Short exercise =
Give all of the lines again exactly as they read.

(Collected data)
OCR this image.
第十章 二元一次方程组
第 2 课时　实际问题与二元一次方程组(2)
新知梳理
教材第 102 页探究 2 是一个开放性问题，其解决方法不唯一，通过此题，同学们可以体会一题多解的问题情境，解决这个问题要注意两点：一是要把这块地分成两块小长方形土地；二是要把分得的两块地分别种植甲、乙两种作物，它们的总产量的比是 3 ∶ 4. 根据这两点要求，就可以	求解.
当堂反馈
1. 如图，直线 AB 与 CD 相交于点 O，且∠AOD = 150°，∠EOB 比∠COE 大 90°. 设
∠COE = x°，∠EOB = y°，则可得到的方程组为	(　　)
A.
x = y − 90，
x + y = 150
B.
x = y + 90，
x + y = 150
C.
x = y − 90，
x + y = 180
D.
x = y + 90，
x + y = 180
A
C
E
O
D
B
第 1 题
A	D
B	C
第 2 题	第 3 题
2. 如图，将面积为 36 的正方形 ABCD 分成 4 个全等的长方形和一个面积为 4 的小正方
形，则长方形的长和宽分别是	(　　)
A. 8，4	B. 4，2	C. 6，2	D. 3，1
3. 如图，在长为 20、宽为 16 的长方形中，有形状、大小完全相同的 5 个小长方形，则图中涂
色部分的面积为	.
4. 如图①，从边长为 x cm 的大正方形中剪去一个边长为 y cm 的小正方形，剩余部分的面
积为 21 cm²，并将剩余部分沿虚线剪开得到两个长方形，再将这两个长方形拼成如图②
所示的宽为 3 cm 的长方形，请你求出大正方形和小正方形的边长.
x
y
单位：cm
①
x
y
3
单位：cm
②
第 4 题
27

Written solution =
OCR this image.
第十章 二元一次方程组
第 2 课时　实际问题与二元一次方程组(2)
新知梳理
教材第 102 页探究 2 是一个开放性问题，其解决方法不唯一，通过此题，同学们可以体会一题多解的问题情境，解决这个问题要注意两点：一是要把这块地分成两块小长方形土地；二是要把分得的两块地分别种植甲、乙两种作物，它们的总产量的比是 3 ∶ 4. 根据这两点要求，就可以	求解.
当堂反馈
1. 如图，直线 AB 与 CD 相交于点 O，且∠AOD = 150°，∠EOB 比∠COE 大 90°. 设
∠COE = x°，∠EOB = y°，则可得到的方程组为	(　　)
A.
x = y − 90，
x + y = 150
B.
x = y + 90，
x + y = 150
C.
x = y − 90，
x + y = 180
D.
x = y + 90，
x + y = 180
A
C
E
O
D
B
第 1 题
A	D
B	C
第 2 题	第 3 题
2. 如图，将面积为 36 的正方形 ABCD 分成 4 个全等的长方形和一个面积为 4 的小正方
形，则长方形的长和宽分别是	(　　)
A. 8，4	B. 4，2	C. 6，2	D. 3，1
3. 如图，在长为 20、宽为 16 的长方形中，有形状、大小完全相同的 5 个小长方形，则图中涂
色部分的面积为	.
4. 如图①，从边长为 x cm 的大正方形中剪去一个边长为 y cm 的小正方形，剩余部分的面
积为 21 cm²，并将剩余部分沿虚线剪开得到两个长方形，再将这两个长方形拼成如图②
所示的宽为 3 cm 的长方形，请你求出大正方形和小正方形的边长.
x
y
单位：cm
①
x
y
3
单位：cm
②
第 4 题
27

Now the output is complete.